─── Entries supplied

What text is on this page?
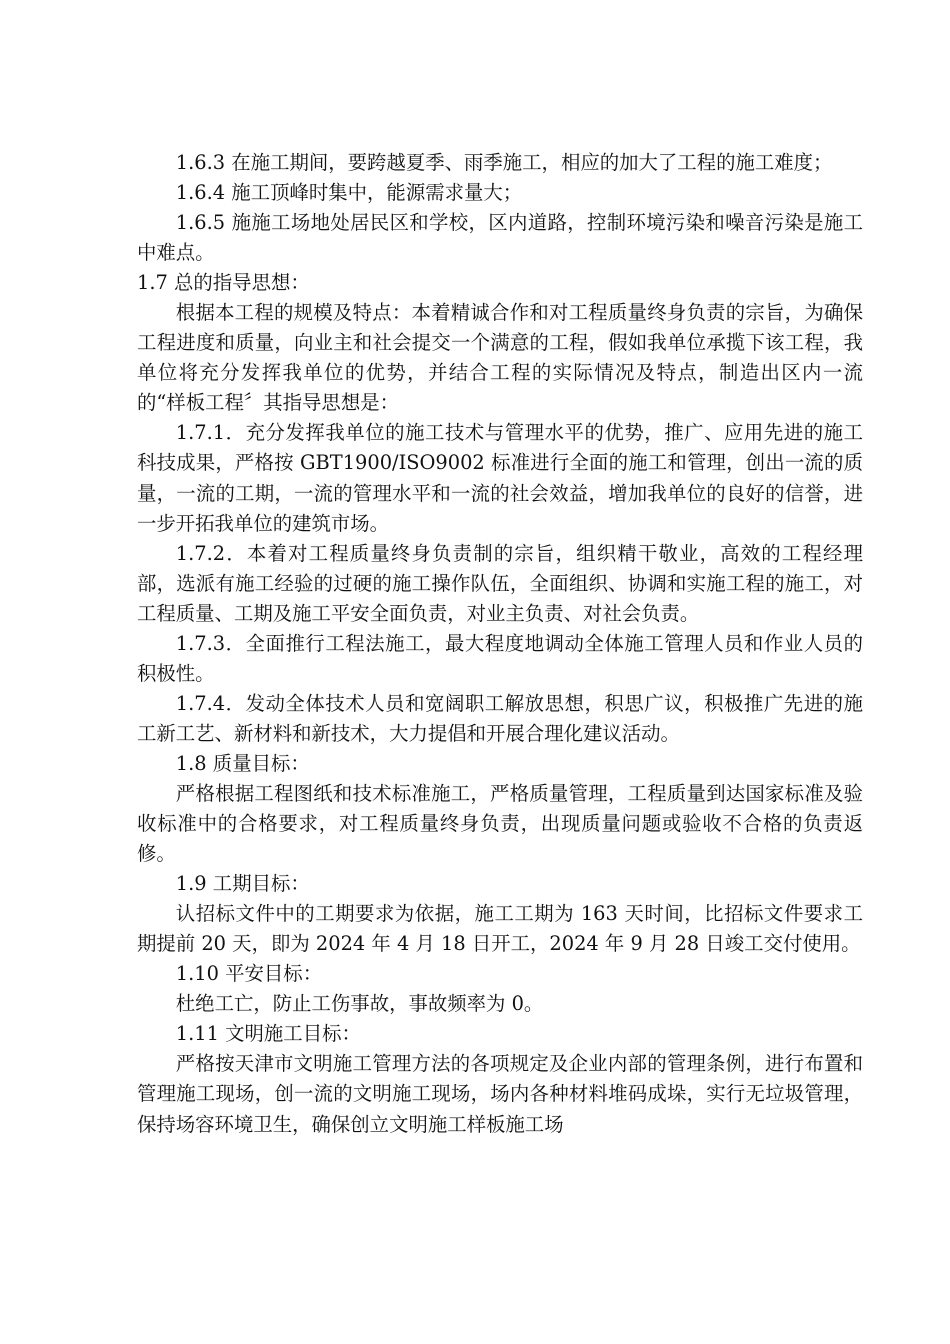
1.6.3 在施工期间，要跨越夏季、雨季施工，相应的加大了工程的施工难度；

1.6.4 施工顶峰时集中，能源需求量大；

1.6.5 施施工场地处居民区和学校，区内道路，控制环境污染和噪音污染是施工中难点。

1.7 总的指导思想：

根据本工程的规模及特点：本着精诚合作和对工程质量终身负责的宗旨，为确保工程进度和质量，向业主和社会提交一个满意的工程，假如我单位承揽下该工程，我单位将充分发挥我单位的优势，并结合工程的实际情况及特点，制造出区内一流的“样板工程〞其指导思想是：

1.7.1．充分发挥我单位的施工技术与管理水平的优势，推广、应用先进的施工科技成果，严格按 GBT1900/ISO9002 标准进行全面的施工和管理，创出一流的质量，一流的工期，一流的管理水平和一流的社会效益，增加我单位的良好的信誉，进一步开拓我单位的建筑市场。

1.7.2．本着对工程质量终身负责制的宗旨，组织精干敬业，高效的工程经理部，选派有施工经验的过硬的施工操作队伍，全面组织、协调和实施工程的施工，对工程质量、工期及施工平安全面负责，对业主负责、对社会负责。

1.7.3．全面推行工程法施工，最大程度地调动全体施工管理人员和作业人员的积极性。

1.7.4．发动全体技术人员和宽阔职工解放思想，积思广议，积极推广先进的施工新工艺、新材料和新技术，大力提倡和开展合理化建议活动。

1.8 质量目标：

严格根据工程图纸和技术标准施工，严格质量管理，工程质量到达国家标准及验收标准中的合格要求，对工程质量终身负责，出现质量问题或验收不合格的负责返修。

1.9 工期目标：

认招标文件中的工期要求为依据，施工工期为 163 天时间，比招标文件要求工期提前 20 天，即为 2024 年 4 月 18 日开工，2024 年 9 月 28 日竣工交付使用。

1.10 平安目标：

杜绝工亡，防止工伤事故，事故频率为 0。

1.11 文明施工目标：

严格按天津市文明施工管理方法的各项规定及企业内部的管理条例，进行布置和管理施工现场，创一流的文明施工现场，场内各种材料堆码成垛，实行无垃圾管理，保持场容环境卫生，确保创立文明施工样板施工场
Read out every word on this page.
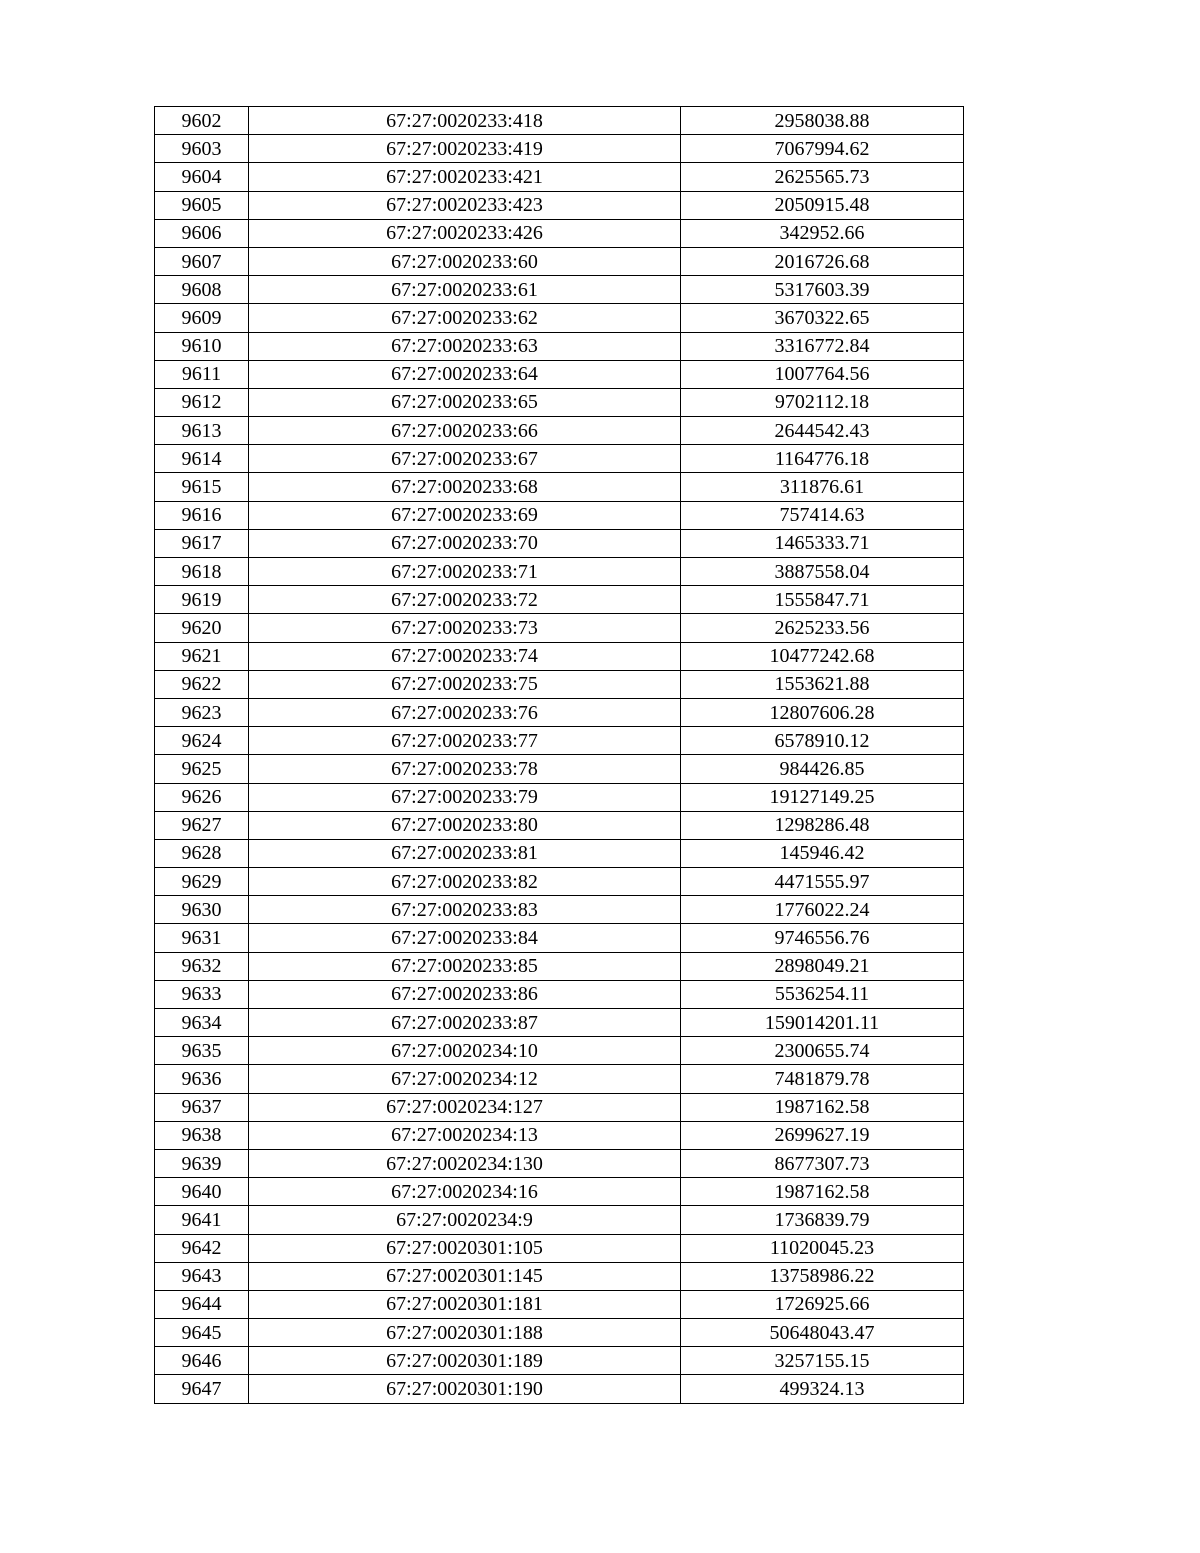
9602	67:27:0020233:418	2958038.88
9603	67:27:0020233:419	7067994.62
9604	67:27:0020233:421	2625565.73
9605	67:27:0020233:423	2050915.48
9606	67:27:0020233:426	342952.66
9607	67:27:0020233:60	2016726.68
9608	67:27:0020233:61	5317603.39
9609	67:27:0020233:62	3670322.65
9610	67:27:0020233:63	3316772.84
9611	67:27:0020233:64	1007764.56
9612	67:27:0020233:65	9702112.18
9613	67:27:0020233:66	2644542.43
9614	67:27:0020233:67	1164776.18
9615	67:27:0020233:68	311876.61
9616	67:27:0020233:69	757414.63
9617	67:27:0020233:70	1465333.71
9618	67:27:0020233:71	3887558.04
9619	67:27:0020233:72	1555847.71
9620	67:27:0020233:73	2625233.56
9621	67:27:0020233:74	10477242.68
9622	67:27:0020233:75	1553621.88
9623	67:27:0020233:76	12807606.28
9624	67:27:0020233:77	6578910.12
9625	67:27:0020233:78	984426.85
9626	67:27:0020233:79	19127149.25
9627	67:27:0020233:80	1298286.48
9628	67:27:0020233:81	145946.42
9629	67:27:0020233:82	4471555.97
9630	67:27:0020233:83	1776022.24
9631	67:27:0020233:84	9746556.76
9632	67:27:0020233:85	2898049.21
9633	67:27:0020233:86	5536254.11
9634	67:27:0020233:87	159014201.11
9635	67:27:0020234:10	2300655.74
9636	67:27:0020234:12	7481879.78
9637	67:27:0020234:127	1987162.58
9638	67:27:0020234:13	2699627.19
9639	67:27:0020234:130	8677307.73
9640	67:27:0020234:16	1987162.58
9641	67:27:0020234:9	1736839.79
9642	67:27:0020301:105	11020045.23
9643	67:27:0020301:145	13758986.22
9644	67:27:0020301:181	1726925.66
9645	67:27:0020301:188	50648043.47
9646	67:27:0020301:189	3257155.15
9647	67:27:0020301:190	499324.13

──────

▸ **Required work**: Without the pictures, reproduce every line of the records above exactly.

▸ **Solution for this task**:
What text is on this page?
1.6.3 在施工期间，要跨越夏季、雨季施工，相应的加大了工程的施工难度；

1.6.4 施工顶峰时集中，能源需求量大；

1.6.5 施施工场地处居民区和学校，区内道路，控制环境污染和噪音污染是施工中难点。

1.7 总的指导思想：

根据本工程的规模及特点：本着精诚合作和对工程质量终身负责的宗旨，为确保工程进度和质量，向业主和社会提交一个满意的工程，假如我单位承揽下该工程，我单位将充分发挥我单位的优势，并结合工程的实际情况及特点，制造出区内一流的“样板工程〞其指导思想是：

1.7.1．充分发挥我单位的施工技术与管理水平的优势，推广、应用先进的施工科技成果，严格按 GBT1900/ISO9002 标准进行全面的施工和管理，创出一流的质量，一流的工期，一流的管理水平和一流的社会效益，增加我单位的良好的信誉，进一步开拓我单位的建筑市场。

1.7.2．本着对工程质量终身负责制的宗旨，组织精干敬业，高效的工程经理部，选派有施工经验的过硬的施工操作队伍，全面组织、协调和实施工程的施工，对工程质量、工期及施工平安全面负责，对业主负责、对社会负责。

1.7.3．全面推行工程法施工，最大程度地调动全体施工管理人员和作业人员的积极性。

1.7.4．发动全体技术人员和宽阔职工解放思想，积思广议，积极推广先进的施工新工艺、新材料和新技术，大力提倡和开展合理化建议活动。

1.8 质量目标：

严格根据工程图纸和技术标准施工，严格质量管理，工程质量到达国家标准及验收标准中的合格要求，对工程质量终身负责，出现质量问题或验收不合格的负责返修。

1.9 工期目标：

认招标文件中的工期要求为依据，施工工期为 163 天时间，比招标文件要求工期提前 20 天，即为 2024 年 4 月 18 日开工，2024 年 9 月 28 日竣工交付使用。

1.10 平安目标：

杜绝工亡，防止工伤事故，事故频率为 0。

1.11 文明施工目标：

严格按天津市文明施工管理方法的各项规定及企业内部的管理条例，进行布置和管理施工现场，创一流的文明施工现场，场内各种材料堆码成垛，实行无垃圾管理，保持场容环境卫生，确保创立文明施工样板施工场
Read out every word on this page.
9602	67:27:0020233:418	2958038.88
9603	67:27:0020233:419	7067994.62
9604	67:27:0020233:421	2625565.73
9605	67:27:0020233:423	2050915.48
9606	67:27:0020233:426	342952.66
9607	67:27:0020233:60	2016726.68
9608	67:27:0020233:61	5317603.39
9609	67:27:0020233:62	3670322.65
9610	67:27:0020233:63	3316772.84
9611	67:27:0020233:64	1007764.56
9612	67:27:0020233:65	9702112.18
9613	67:27:0020233:66	2644542.43
9614	67:27:0020233:67	1164776.18
9615	67:27:0020233:68	311876.61
9616	67:27:0020233:69	757414.63
9617	67:27:0020233:70	1465333.71
9618	67:27:0020233:71	3887558.04
9619	67:27:0020233:72	1555847.71
9620	67:27:0020233:73	2625233.56
9621	67:27:0020233:74	10477242.68
9622	67:27:0020233:75	1553621.88
9623	67:27:0020233:76	12807606.28
9624	67:27:0020233:77	6578910.12
9625	67:27:0020233:78	984426.85
9626	67:27:0020233:79	19127149.25
9627	67:27:0020233:80	1298286.48
9628	67:27:0020233:81	145946.42
9629	67:27:0020233:82	4471555.97
9630	67:27:0020233:83	1776022.24
9631	67:27:0020233:84	9746556.76
9632	67:27:0020233:85	2898049.21
9633	67:27:0020233:86	5536254.11
9634	67:27:0020233:87	159014201.11
9635	67:27:0020234:10	2300655.74
9636	67:27:0020234:12	7481879.78
9637	67:27:0020234:127	1987162.58
9638	67:27:0020234:13	2699627.19
9639	67:27:0020234:130	8677307.73
9640	67:27:0020234:16	1987162.58
9641	67:27:0020234:9	1736839.79
9642	67:27:0020301:105	11020045.23
9643	67:27:0020301:145	13758986.22
9644	67:27:0020301:181	1726925.66
9645	67:27:0020301:188	50648043.47
9646	67:27:0020301:189	3257155.15
9647	67:27:0020301:190	499324.13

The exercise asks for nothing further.